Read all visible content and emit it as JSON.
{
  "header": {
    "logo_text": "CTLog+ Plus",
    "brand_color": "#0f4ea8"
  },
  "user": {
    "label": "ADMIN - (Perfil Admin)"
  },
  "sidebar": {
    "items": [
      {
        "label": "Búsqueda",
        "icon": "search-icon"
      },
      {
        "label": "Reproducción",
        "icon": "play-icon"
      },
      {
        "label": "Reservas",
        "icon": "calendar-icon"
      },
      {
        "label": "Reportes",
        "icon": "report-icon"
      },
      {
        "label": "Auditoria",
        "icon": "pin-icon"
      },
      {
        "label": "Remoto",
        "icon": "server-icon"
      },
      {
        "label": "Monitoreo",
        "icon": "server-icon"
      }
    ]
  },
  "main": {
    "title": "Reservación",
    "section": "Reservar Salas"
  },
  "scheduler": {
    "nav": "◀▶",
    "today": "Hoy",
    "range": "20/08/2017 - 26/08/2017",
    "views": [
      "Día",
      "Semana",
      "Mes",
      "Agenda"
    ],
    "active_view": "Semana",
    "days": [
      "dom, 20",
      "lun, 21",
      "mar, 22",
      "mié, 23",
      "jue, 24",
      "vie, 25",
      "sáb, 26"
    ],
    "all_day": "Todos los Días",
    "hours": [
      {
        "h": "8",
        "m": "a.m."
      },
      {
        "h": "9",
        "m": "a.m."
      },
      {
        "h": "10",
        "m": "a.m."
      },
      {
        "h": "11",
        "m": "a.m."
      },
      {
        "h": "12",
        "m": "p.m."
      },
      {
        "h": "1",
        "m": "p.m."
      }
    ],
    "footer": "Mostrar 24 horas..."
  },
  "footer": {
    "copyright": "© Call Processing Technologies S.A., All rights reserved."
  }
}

*Instructions to follow*. State the count of lines in the data holding the word "icon", adding nothing to it.

*Task output*. 7